Exercise aim: Gather up the lines with the word "screenshot" in them.

Input data:

━━━━━━━━━━━━━━━━

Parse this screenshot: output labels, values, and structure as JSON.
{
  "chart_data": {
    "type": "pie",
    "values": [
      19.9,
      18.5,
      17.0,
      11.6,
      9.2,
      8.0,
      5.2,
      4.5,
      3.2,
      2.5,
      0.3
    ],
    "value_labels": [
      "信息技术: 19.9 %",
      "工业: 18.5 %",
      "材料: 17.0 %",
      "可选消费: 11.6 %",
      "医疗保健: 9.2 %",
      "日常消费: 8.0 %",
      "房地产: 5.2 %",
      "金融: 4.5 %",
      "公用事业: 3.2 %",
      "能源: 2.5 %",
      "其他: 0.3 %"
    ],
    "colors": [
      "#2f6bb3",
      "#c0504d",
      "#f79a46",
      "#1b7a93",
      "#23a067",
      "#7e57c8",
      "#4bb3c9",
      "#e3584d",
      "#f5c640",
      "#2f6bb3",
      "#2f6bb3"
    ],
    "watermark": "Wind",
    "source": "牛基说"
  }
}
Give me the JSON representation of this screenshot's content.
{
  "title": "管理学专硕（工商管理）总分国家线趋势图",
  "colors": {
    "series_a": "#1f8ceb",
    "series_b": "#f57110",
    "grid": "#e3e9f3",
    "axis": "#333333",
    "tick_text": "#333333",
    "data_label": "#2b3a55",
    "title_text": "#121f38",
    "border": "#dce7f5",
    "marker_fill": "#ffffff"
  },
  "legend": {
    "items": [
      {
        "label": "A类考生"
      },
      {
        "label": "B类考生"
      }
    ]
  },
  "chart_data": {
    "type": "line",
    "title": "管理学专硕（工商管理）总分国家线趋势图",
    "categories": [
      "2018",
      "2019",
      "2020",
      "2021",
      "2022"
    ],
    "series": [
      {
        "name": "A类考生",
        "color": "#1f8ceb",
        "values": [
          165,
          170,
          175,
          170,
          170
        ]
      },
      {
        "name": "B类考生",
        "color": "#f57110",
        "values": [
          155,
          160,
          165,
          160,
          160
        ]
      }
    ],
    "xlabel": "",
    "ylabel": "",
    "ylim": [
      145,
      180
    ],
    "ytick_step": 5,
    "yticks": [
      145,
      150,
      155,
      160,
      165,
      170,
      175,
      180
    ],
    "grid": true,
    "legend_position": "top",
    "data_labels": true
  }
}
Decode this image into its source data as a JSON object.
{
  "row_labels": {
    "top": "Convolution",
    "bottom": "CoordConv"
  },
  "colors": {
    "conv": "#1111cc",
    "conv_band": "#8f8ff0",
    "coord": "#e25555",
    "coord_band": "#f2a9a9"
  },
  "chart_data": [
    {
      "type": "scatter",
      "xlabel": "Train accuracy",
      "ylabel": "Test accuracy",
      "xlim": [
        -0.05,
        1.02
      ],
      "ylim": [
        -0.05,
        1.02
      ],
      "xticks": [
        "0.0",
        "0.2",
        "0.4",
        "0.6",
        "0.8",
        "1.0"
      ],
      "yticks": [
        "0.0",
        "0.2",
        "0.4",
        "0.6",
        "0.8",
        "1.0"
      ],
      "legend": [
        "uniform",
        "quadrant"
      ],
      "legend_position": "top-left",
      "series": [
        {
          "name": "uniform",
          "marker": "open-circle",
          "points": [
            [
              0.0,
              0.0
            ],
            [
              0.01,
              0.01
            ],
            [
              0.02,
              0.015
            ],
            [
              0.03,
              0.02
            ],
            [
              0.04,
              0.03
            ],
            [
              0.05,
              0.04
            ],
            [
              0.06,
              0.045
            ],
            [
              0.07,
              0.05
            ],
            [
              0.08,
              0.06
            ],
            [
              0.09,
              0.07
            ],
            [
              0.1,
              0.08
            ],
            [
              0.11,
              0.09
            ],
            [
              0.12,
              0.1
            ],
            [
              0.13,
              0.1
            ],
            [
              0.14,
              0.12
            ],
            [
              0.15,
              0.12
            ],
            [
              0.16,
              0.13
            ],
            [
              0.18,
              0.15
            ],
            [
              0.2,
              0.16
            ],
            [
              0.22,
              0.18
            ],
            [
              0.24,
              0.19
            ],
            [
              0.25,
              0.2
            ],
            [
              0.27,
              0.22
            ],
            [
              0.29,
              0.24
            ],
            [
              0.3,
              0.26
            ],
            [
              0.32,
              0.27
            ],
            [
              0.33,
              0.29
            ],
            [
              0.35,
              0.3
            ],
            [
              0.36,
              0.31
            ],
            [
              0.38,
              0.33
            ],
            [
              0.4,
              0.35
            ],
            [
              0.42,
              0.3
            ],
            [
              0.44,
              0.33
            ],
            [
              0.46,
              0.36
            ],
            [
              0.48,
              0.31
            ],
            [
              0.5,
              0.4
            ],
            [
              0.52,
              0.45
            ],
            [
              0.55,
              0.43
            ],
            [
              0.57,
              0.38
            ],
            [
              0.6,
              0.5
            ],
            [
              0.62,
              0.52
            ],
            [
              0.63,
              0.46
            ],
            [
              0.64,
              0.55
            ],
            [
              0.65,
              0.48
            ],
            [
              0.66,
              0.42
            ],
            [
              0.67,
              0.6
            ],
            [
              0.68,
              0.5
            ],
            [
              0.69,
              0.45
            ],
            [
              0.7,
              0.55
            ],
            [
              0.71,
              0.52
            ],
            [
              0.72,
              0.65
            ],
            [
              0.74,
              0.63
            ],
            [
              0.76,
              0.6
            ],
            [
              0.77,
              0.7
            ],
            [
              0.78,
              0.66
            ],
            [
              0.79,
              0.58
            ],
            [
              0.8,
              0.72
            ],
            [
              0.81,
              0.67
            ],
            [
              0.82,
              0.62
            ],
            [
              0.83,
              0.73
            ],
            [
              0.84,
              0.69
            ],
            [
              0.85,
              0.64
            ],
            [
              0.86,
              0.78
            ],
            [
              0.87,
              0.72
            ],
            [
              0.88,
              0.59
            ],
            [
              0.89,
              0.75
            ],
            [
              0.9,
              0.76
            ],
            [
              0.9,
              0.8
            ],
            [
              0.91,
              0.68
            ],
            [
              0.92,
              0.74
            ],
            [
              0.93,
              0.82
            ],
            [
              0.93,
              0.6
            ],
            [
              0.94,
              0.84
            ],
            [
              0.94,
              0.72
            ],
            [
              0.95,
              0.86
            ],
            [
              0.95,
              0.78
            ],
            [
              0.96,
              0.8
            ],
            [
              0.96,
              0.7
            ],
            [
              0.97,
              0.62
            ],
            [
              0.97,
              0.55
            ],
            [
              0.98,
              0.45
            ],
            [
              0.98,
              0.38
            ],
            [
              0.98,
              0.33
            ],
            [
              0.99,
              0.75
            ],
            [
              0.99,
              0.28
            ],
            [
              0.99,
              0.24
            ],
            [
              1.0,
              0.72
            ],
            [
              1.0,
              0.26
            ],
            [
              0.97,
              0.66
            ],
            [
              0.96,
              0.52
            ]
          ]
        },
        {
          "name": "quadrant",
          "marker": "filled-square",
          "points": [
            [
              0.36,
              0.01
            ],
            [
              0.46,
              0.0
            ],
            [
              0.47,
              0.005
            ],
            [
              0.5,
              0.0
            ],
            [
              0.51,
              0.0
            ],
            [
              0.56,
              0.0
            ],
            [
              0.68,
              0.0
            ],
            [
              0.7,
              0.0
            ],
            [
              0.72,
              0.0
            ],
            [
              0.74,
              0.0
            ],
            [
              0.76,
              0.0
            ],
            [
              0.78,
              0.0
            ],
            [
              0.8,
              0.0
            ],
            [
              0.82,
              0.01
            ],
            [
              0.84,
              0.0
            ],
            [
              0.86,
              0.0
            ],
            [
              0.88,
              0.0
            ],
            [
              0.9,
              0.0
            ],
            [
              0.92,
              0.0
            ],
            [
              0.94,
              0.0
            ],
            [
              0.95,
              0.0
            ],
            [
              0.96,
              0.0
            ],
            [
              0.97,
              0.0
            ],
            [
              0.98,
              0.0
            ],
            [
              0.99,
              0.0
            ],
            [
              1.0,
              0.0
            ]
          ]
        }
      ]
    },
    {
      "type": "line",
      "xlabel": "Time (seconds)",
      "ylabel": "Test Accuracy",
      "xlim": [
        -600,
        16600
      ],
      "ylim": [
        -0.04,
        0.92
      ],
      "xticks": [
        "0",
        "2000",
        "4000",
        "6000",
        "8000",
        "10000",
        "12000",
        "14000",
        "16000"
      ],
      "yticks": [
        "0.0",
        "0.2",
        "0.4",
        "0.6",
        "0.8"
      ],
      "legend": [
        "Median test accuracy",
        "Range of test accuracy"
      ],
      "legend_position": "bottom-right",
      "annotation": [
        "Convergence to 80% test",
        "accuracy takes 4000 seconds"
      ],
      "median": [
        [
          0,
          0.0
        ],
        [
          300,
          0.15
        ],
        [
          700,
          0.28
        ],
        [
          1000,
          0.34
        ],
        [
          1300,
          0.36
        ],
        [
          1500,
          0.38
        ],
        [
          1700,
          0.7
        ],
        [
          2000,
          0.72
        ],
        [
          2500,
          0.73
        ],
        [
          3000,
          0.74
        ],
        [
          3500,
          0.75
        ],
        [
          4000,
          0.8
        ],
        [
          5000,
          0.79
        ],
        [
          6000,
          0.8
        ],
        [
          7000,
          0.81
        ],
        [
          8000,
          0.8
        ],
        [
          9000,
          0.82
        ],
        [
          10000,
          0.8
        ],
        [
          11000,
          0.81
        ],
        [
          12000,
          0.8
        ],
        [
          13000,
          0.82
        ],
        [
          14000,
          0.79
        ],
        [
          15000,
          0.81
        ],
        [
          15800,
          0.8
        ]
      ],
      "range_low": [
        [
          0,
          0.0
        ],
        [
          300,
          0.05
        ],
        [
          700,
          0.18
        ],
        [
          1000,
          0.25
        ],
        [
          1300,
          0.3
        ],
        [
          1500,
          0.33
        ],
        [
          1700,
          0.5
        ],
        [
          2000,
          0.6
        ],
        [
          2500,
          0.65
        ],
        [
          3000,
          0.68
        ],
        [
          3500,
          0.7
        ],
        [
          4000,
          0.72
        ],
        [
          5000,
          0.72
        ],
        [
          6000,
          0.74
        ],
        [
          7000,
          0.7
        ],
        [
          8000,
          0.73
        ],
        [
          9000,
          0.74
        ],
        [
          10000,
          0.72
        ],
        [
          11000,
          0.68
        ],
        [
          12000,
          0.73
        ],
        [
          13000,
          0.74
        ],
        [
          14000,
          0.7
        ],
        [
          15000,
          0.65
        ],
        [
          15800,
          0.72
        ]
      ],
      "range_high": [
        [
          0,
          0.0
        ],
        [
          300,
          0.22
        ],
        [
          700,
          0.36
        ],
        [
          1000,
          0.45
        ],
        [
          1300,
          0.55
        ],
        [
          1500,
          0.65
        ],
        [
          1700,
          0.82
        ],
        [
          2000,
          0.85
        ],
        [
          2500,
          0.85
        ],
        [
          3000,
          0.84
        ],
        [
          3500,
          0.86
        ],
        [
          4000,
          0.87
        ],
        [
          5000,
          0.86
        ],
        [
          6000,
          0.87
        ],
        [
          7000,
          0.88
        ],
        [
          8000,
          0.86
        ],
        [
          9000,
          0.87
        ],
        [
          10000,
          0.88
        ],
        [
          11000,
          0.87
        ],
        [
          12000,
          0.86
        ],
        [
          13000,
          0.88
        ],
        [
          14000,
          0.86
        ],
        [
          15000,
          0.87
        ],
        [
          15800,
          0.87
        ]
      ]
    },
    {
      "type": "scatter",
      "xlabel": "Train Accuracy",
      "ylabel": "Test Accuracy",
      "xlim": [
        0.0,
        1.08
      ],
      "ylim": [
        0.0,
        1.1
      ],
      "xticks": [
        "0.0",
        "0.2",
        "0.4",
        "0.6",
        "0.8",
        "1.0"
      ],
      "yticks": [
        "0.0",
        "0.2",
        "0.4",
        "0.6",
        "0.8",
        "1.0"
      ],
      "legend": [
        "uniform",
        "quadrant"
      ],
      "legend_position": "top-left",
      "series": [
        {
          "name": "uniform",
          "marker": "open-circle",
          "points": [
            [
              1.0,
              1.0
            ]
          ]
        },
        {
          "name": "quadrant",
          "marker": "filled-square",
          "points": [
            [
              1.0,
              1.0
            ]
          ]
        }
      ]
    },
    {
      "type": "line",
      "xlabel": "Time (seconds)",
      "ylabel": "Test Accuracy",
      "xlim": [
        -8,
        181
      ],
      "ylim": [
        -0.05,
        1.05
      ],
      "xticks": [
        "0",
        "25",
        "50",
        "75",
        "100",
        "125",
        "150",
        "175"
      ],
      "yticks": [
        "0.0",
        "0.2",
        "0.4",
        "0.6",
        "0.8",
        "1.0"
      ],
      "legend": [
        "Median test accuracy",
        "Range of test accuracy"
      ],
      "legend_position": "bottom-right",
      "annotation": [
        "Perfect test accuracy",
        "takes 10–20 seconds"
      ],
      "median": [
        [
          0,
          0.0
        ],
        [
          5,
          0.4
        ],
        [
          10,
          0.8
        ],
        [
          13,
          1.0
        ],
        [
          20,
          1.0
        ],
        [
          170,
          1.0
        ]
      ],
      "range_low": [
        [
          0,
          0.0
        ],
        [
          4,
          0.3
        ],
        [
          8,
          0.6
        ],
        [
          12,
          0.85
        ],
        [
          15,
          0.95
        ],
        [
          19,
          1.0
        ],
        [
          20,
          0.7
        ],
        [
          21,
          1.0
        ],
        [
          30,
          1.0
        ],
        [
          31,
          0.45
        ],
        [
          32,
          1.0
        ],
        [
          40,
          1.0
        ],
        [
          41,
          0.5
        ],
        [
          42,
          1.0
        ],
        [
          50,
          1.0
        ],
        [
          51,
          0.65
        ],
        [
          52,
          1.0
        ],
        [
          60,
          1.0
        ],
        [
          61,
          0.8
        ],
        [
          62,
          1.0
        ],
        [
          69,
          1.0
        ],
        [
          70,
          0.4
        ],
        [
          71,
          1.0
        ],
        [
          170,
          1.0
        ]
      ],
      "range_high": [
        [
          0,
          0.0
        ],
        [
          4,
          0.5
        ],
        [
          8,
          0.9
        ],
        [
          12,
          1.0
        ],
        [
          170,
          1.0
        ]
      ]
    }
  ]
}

━━━━━━━━━━━━━━━━

Complete output:
Parse this screenshot: output labels, values, and structure as JSON.
Give me the JSON representation of this screenshot's content.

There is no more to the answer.